(Records from a data source)
begin
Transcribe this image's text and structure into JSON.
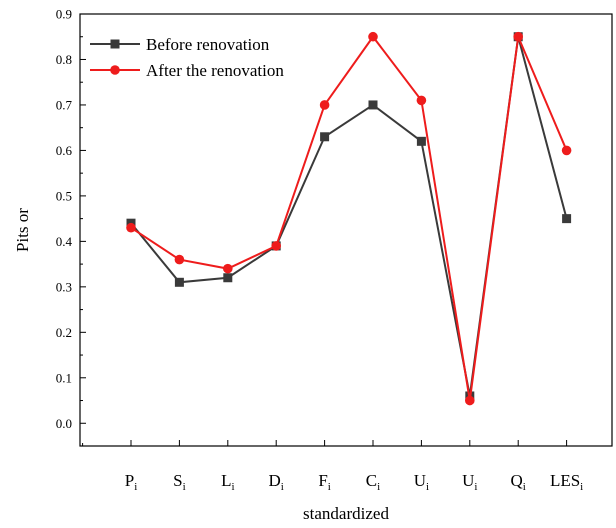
{
  "chart_data": {
    "type": "line",
    "title": "",
    "xlabel": "standardized",
    "ylabel": "Pits or",
    "ylim": [
      -0.05,
      0.9
    ],
    "yticks": [
      "0.0",
      "0.1",
      "0.2",
      "0.3",
      "0.4",
      "0.5",
      "0.6",
      "0.7",
      "0.8",
      "0.9"
    ],
    "categories": [
      {
        "main": "P",
        "sub": "i"
      },
      {
        "main": "S",
        "sub": "i"
      },
      {
        "main": "L",
        "sub": "i"
      },
      {
        "main": "D",
        "sub": "i"
      },
      {
        "main": "F",
        "sub": "i"
      },
      {
        "main": "C",
        "sub": "i"
      },
      {
        "main": "U",
        "sub": "i"
      },
      {
        "main": "U",
        "sub": "i"
      },
      {
        "main": "Q",
        "sub": "i"
      },
      {
        "main": "LES",
        "sub": "i"
      }
    ],
    "series": [
      {
        "name": "Before renovation",
        "color": "#3a3a3a",
        "marker": "square",
        "values": [
          0.44,
          0.31,
          0.32,
          0.39,
          0.63,
          0.7,
          0.62,
          0.06,
          0.85,
          0.45
        ]
      },
      {
        "name": "After the renovation",
        "color": "#ee1c1c",
        "marker": "circle",
        "values": [
          0.43,
          0.36,
          0.34,
          0.39,
          0.7,
          0.85,
          0.71,
          0.05,
          0.85,
          0.6
        ]
      }
    ],
    "legend_position": "top-left",
    "grid": false
  }
}
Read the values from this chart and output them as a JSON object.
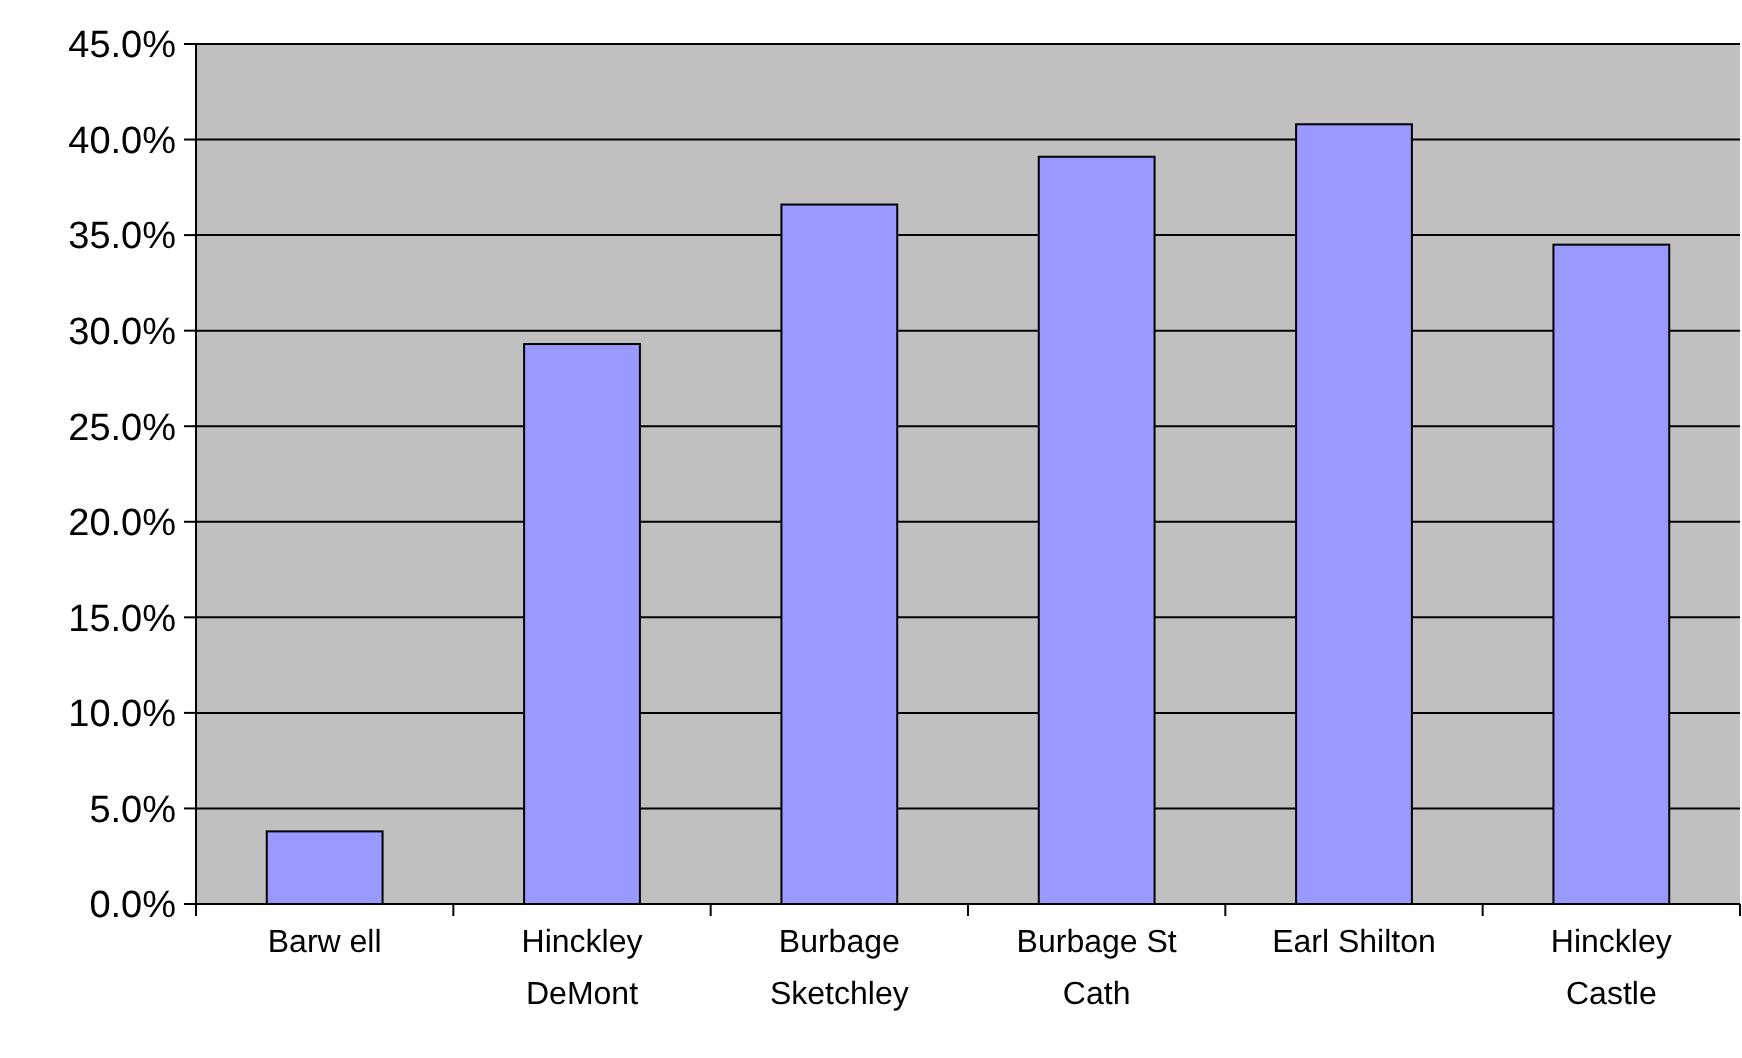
{
  "chart_data": {
    "type": "bar",
    "categories": [
      "Barw ell",
      "Hinckley DeMont",
      "Burbage Sketchley",
      "Burbage St Cath",
      "Earl Shilton",
      "Hinckley Castle"
    ],
    "values": [
      3.8,
      29.3,
      36.6,
      39.1,
      40.8,
      34.5
    ],
    "color": "#9999ff",
    "ylim": [
      0,
      45
    ],
    "yticks": [
      {
        "value": 0,
        "label": "0.0%"
      },
      {
        "value": 5,
        "label": "5.0%"
      },
      {
        "value": 10,
        "label": "10.0%"
      },
      {
        "value": 15,
        "label": "15.0%"
      },
      {
        "value": 20,
        "label": "20.0%"
      },
      {
        "value": 25,
        "label": "25.0%"
      },
      {
        "value": 30,
        "label": "30.0%"
      },
      {
        "value": 35,
        "label": "35.0%"
      },
      {
        "value": 40,
        "label": "40.0%"
      },
      {
        "value": 45,
        "label": "45.0%"
      }
    ],
    "grid": "y"
  }
}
end
## Your objective
Go through the records above and copy every line with the word "this".

## Complete output
Transcribe this image's text and structure into JSON.
Read the values from this chart and output them as a JSON object.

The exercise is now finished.